## STATED TASK
Collect all the lines that mention the word "Suspender".

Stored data
○ ○ ○ ○ ○ ○ ○

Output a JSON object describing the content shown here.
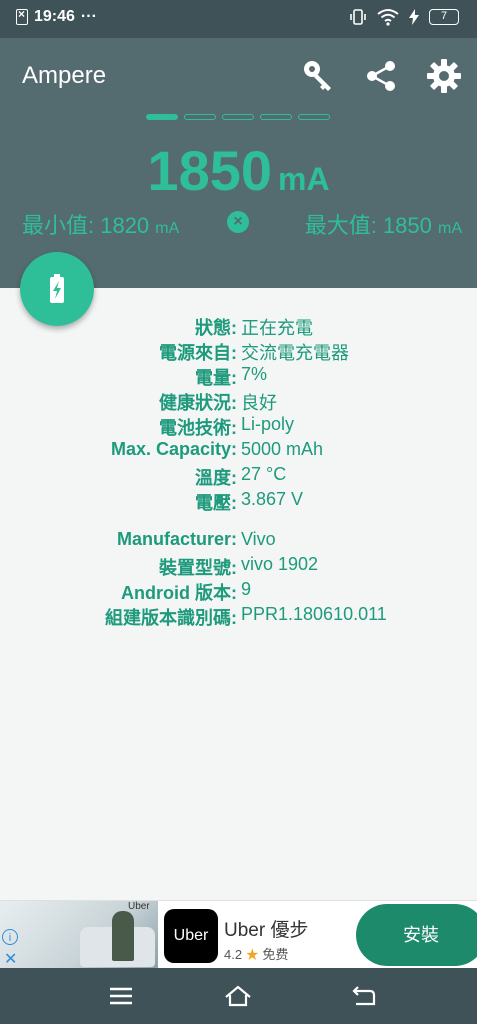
{
  "status_bar": {
    "time": "19:46",
    "dots": "···",
    "battery_level": "7"
  },
  "header": {
    "app_title": "Ampere"
  },
  "reading": {
    "value": "1850",
    "unit": "mA"
  },
  "minmax": {
    "min_label": "最小值: 1820",
    "min_unit": "mA",
    "max_label": "最大值: 1850",
    "max_unit": "mA",
    "clear_symbol": "×"
  },
  "info": {
    "group1": [
      {
        "label": "狀態:",
        "value": "正在充電"
      },
      {
        "label": "電源來自:",
        "value": "交流電充電器"
      },
      {
        "label": "電量:",
        "value": "7%"
      },
      {
        "label": "健康狀況:",
        "value": "良好"
      },
      {
        "label": "電池技術:",
        "value": "Li-poly"
      },
      {
        "label": "Max. Capacity:",
        "value": "5000 mAh"
      },
      {
        "label": "溫度:",
        "value": "27 °C"
      },
      {
        "label": "電壓:",
        "value": "3.867 V"
      }
    ],
    "group2": [
      {
        "label": "Manufacturer:",
        "value": "Vivo"
      },
      {
        "label": "裝置型號:",
        "value": "vivo 1902"
      },
      {
        "label": "Android 版本:",
        "value": "9"
      },
      {
        "label": "組建版本識別碼:",
        "value": "PPR1.180610.011"
      }
    ]
  },
  "ad": {
    "image_tag": "Uber",
    "logo_text": "Uber",
    "title": "Uber 優步",
    "rating": "4.2",
    "star": "★",
    "price": "免费",
    "install_label": "安裝",
    "info_symbol": "i",
    "close_symbol": "✕"
  },
  "colors": {
    "header_bg": "#546b70",
    "status_bg": "#3f5257",
    "accent": "#2fbf98",
    "text_accent": "#1e9a7c",
    "install_bg": "#1e8a6c"
  }
}
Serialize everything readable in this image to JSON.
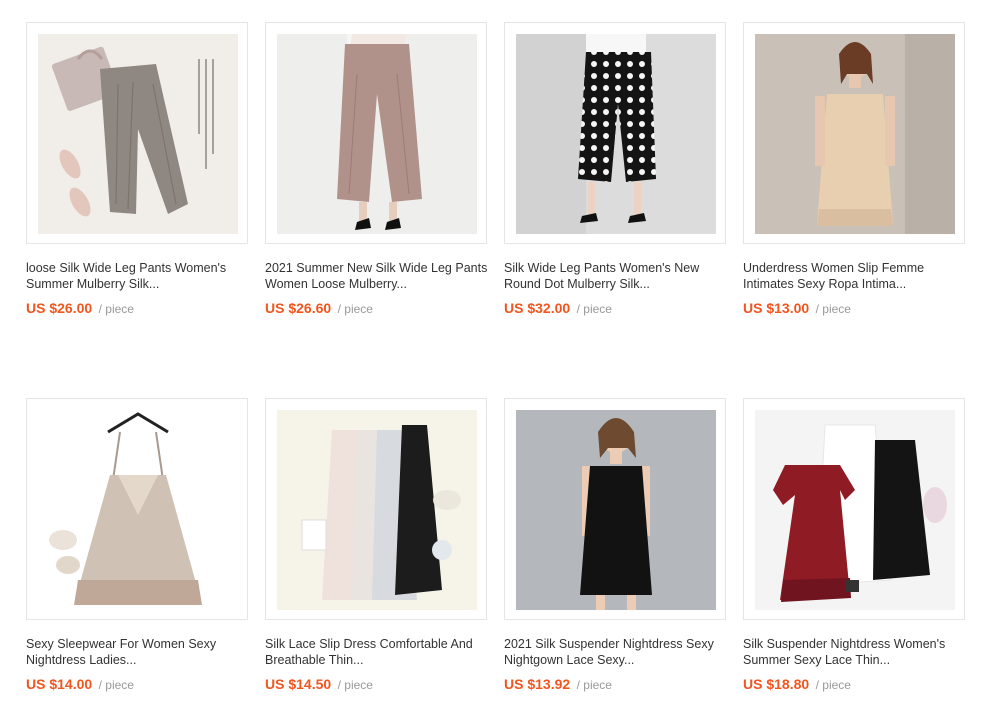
{
  "colors": {
    "price": "#f2551d",
    "title": "#333333",
    "unit": "#999999",
    "border": "#e5e5e5"
  },
  "products": [
    {
      "title": "loose Silk Wide Leg Pants Women's\nSummer Mulberry Silk...",
      "price": "US $26.00",
      "unit": "/ piece",
      "image_icon": "flatlay-pants-image"
    },
    {
      "title": "2021 Summer New Silk Wide Leg Pants\nWomen Loose Mulberry...",
      "price": "US $26.60",
      "unit": "/ piece",
      "image_icon": "model-pants-image"
    },
    {
      "title": "Silk Wide Leg Pants Women's New\nRound Dot Mulberry Silk...",
      "price": "US $32.00",
      "unit": "/ piece",
      "image_icon": "polka-dot-pants-image"
    },
    {
      "title": "Underdress Women Slip Femme\nIntimates Sexy Ropa Intima...",
      "price": "US $13.00",
      "unit": "/ piece",
      "image_icon": "slip-dress-model-image"
    },
    {
      "title": "Sexy Sleepwear For Women Sexy\nNightdress Ladies...",
      "price": "US $14.00",
      "unit": "/ piece",
      "image_icon": "hanging-nightdress-image"
    },
    {
      "title": "Silk Lace Slip Dress Comfortable And\nBreathable Thin...",
      "price": "US $14.50",
      "unit": "/ piece",
      "image_icon": "slip-dresses-flatlay-image"
    },
    {
      "title": "2021 Silk Suspender Nightdress Sexy\nNightgown Lace Sexy...",
      "price": "US $13.92",
      "unit": "/ piece",
      "image_icon": "black-nightgown-model-image"
    },
    {
      "title": "Silk Suspender Nightdress Women's\nSummer Sexy Lace Thin...",
      "price": "US $18.80",
      "unit": "/ piece",
      "image_icon": "nightdress-set-image"
    }
  ]
}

○ ○ ○ ○ ○ ○ ○

## RESULT FOR THIS TASK
      "title": "2021 Silk Suspender Nightdress Sexy\nNightgown Lace Sexy...",
      "title": "Silk Suspender Nightdress Women's\nSummer Sexy Lace Thin...",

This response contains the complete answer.